### [Task to complete]
Search the material below for the string "Erfolgsquote" and extract each line that has it.

Stored data:
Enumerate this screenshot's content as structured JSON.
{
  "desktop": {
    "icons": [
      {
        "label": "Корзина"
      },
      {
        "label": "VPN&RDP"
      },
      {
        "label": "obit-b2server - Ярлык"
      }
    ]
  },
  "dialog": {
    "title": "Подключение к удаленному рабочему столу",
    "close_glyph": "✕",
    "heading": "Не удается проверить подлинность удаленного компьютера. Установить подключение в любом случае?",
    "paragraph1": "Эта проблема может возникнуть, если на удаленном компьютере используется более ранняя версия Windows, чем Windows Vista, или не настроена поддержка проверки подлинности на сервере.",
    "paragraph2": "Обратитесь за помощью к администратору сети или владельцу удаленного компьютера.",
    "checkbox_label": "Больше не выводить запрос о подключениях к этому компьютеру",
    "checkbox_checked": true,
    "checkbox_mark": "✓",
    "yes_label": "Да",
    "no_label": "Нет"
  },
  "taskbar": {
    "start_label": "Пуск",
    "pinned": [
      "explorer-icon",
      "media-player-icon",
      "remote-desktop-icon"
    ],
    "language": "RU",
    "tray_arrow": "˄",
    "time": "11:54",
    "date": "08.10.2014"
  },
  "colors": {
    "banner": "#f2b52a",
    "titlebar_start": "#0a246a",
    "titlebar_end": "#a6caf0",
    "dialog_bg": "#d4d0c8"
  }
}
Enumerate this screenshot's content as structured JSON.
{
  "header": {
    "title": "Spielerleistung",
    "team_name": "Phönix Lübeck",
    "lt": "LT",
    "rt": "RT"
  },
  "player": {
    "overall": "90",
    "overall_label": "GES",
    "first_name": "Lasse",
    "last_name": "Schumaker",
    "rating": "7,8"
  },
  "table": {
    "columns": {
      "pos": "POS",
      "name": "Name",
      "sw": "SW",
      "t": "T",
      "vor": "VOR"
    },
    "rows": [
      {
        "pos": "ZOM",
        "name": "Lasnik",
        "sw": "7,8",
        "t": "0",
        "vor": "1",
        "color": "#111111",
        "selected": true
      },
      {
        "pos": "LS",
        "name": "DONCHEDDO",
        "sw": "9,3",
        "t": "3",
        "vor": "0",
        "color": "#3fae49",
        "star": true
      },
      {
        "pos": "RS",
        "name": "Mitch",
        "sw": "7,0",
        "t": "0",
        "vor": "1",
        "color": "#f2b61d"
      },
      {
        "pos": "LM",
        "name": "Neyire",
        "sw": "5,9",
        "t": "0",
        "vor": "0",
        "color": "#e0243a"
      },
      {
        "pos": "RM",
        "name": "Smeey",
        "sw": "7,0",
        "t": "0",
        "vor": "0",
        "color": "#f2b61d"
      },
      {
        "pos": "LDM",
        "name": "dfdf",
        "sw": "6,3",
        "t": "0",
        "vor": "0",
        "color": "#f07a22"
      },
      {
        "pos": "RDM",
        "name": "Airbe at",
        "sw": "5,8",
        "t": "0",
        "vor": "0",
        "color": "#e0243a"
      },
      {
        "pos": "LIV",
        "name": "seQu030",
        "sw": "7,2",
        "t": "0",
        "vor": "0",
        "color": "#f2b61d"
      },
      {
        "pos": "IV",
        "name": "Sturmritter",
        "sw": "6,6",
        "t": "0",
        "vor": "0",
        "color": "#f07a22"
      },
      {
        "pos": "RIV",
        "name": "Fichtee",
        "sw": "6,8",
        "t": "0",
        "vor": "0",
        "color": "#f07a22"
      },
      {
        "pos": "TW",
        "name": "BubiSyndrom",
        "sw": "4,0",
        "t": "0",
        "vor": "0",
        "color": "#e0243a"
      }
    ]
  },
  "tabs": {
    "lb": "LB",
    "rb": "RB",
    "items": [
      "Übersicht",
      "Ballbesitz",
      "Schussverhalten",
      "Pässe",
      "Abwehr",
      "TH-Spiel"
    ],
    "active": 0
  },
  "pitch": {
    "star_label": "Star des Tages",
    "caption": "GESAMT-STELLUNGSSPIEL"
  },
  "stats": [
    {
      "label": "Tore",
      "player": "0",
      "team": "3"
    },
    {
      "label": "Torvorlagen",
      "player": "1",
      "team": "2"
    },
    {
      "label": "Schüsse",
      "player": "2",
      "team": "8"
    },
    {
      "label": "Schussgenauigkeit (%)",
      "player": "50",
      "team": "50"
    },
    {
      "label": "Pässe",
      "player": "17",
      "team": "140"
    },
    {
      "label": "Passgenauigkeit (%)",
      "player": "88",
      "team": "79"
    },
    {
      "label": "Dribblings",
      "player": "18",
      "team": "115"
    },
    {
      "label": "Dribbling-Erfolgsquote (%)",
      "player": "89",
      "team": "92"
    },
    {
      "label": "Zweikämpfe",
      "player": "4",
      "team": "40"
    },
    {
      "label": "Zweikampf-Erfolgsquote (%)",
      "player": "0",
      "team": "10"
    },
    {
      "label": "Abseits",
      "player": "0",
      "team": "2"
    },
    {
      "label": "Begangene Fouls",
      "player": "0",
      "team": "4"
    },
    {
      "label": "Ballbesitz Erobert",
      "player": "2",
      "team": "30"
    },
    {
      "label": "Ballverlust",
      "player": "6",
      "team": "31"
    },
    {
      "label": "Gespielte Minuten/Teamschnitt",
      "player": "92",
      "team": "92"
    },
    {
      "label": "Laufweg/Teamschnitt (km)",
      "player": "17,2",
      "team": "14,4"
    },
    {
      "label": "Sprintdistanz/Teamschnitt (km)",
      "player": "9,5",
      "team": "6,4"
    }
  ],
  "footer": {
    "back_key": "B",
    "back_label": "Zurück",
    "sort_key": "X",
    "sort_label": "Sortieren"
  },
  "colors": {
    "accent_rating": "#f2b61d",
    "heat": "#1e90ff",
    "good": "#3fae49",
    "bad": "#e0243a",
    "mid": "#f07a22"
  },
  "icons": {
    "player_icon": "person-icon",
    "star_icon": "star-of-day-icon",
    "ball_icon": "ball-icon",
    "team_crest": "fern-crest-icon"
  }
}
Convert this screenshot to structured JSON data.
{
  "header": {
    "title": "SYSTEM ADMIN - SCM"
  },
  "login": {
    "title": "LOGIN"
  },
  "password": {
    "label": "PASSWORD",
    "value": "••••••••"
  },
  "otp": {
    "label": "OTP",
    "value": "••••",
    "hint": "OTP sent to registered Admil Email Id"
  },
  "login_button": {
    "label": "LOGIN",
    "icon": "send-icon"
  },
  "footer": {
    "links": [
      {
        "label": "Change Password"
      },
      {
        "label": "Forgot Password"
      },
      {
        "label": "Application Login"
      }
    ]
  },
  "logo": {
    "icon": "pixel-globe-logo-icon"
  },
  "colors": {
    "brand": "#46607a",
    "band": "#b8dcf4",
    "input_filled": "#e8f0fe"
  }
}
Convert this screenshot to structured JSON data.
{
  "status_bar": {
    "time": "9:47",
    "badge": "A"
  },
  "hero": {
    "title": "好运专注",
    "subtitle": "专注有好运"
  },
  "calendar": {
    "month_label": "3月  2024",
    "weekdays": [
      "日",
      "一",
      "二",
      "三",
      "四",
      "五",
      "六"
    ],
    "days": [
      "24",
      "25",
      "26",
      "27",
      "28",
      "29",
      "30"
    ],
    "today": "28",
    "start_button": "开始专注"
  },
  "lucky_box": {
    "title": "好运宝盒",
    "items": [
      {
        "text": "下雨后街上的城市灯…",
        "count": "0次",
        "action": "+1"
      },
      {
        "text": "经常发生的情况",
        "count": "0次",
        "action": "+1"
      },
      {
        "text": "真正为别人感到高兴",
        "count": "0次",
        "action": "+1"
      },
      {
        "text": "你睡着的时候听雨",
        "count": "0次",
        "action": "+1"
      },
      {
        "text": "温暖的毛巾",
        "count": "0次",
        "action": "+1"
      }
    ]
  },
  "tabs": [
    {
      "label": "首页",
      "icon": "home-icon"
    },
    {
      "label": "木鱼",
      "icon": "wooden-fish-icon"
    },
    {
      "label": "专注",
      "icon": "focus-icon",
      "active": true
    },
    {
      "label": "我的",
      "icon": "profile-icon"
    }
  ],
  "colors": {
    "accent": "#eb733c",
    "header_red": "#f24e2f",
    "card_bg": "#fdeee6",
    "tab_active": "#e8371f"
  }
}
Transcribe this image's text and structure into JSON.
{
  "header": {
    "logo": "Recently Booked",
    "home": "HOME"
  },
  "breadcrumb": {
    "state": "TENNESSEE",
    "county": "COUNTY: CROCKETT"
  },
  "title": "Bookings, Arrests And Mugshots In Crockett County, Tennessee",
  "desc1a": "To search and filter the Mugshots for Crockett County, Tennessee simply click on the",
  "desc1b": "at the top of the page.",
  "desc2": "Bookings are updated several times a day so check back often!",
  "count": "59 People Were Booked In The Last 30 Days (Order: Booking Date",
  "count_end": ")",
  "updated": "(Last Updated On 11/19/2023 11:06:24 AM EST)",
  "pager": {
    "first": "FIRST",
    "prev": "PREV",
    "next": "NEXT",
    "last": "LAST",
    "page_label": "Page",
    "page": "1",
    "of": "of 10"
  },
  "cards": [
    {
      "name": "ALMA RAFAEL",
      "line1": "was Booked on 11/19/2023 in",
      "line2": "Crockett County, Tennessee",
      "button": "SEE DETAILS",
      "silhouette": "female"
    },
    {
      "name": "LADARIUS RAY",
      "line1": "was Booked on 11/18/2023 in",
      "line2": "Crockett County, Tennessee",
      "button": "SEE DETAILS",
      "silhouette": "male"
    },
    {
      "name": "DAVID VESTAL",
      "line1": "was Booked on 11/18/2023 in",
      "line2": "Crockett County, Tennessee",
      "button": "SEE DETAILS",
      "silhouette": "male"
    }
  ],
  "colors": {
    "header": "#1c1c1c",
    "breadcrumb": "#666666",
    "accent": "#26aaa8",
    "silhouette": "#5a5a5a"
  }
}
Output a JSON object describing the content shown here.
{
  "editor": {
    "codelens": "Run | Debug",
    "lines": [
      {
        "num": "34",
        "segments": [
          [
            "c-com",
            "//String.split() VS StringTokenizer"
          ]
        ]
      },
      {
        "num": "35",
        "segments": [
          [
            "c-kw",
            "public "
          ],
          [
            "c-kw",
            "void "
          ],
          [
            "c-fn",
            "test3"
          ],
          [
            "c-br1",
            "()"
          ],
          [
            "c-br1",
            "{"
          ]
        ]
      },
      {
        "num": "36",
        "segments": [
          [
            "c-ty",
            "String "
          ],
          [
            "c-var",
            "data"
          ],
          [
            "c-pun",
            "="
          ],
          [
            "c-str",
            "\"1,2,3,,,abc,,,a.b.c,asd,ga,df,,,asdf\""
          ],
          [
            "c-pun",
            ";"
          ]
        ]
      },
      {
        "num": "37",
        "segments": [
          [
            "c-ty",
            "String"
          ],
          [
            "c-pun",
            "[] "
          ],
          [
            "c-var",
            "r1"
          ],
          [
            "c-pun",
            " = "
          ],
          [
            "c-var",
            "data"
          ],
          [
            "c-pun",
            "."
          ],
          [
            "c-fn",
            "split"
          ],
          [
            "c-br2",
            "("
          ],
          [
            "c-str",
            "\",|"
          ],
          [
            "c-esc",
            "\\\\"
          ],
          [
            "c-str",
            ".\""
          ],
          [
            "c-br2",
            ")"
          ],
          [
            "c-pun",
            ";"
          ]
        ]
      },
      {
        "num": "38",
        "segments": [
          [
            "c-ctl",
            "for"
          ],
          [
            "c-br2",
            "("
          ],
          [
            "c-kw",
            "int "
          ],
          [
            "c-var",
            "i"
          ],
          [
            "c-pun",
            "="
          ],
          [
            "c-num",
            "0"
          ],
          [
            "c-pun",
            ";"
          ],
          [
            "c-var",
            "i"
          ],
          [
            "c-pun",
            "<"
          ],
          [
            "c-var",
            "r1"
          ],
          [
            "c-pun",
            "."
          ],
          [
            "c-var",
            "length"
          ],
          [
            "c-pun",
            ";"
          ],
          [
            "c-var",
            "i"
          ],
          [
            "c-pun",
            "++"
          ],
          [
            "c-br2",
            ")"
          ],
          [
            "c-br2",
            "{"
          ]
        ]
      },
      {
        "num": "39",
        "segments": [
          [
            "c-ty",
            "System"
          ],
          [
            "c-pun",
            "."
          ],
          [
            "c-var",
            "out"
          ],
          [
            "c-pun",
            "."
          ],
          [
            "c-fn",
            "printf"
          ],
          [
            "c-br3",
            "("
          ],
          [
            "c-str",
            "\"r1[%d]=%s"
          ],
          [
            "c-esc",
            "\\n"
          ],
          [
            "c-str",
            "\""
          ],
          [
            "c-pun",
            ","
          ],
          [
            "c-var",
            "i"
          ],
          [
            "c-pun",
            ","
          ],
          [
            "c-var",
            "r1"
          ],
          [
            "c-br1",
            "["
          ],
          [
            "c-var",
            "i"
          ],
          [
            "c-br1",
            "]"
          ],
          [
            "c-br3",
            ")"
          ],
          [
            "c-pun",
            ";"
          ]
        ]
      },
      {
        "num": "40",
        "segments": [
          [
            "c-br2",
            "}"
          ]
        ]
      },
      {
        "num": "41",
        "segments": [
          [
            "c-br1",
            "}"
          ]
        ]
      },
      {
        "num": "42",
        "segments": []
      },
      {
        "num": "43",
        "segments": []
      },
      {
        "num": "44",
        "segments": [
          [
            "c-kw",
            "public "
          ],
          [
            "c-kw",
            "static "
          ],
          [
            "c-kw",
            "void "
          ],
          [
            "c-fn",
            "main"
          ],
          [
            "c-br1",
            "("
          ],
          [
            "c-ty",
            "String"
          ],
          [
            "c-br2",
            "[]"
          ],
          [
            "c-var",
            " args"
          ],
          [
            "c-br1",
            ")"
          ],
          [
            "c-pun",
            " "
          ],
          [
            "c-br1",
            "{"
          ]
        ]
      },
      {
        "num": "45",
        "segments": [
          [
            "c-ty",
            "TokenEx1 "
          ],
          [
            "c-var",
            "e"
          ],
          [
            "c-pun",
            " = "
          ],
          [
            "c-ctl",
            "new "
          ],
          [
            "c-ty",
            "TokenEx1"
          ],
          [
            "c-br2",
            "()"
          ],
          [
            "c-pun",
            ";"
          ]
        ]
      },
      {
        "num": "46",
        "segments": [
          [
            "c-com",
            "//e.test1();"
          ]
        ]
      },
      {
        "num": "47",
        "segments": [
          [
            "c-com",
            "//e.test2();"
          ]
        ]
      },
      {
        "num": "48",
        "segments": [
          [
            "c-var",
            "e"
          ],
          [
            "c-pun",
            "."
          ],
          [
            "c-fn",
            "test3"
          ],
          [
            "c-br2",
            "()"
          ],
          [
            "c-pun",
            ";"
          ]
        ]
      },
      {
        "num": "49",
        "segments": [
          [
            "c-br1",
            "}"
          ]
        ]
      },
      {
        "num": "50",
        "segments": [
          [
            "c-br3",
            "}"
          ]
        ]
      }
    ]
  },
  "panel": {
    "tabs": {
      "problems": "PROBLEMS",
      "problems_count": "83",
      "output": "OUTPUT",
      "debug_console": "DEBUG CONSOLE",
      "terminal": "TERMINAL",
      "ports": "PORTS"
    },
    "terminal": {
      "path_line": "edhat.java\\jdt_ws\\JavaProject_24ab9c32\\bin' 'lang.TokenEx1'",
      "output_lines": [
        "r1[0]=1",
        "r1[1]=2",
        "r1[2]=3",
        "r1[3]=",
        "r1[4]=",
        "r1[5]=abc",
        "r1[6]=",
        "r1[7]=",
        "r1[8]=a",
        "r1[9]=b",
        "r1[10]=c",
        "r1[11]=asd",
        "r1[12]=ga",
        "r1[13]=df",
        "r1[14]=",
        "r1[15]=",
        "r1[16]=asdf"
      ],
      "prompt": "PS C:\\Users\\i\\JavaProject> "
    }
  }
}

### [Final answer]
      "label": "Dribbling-Erfolgsquote (%)",
      "label": "Zweikampf-Erfolgsquote (%)",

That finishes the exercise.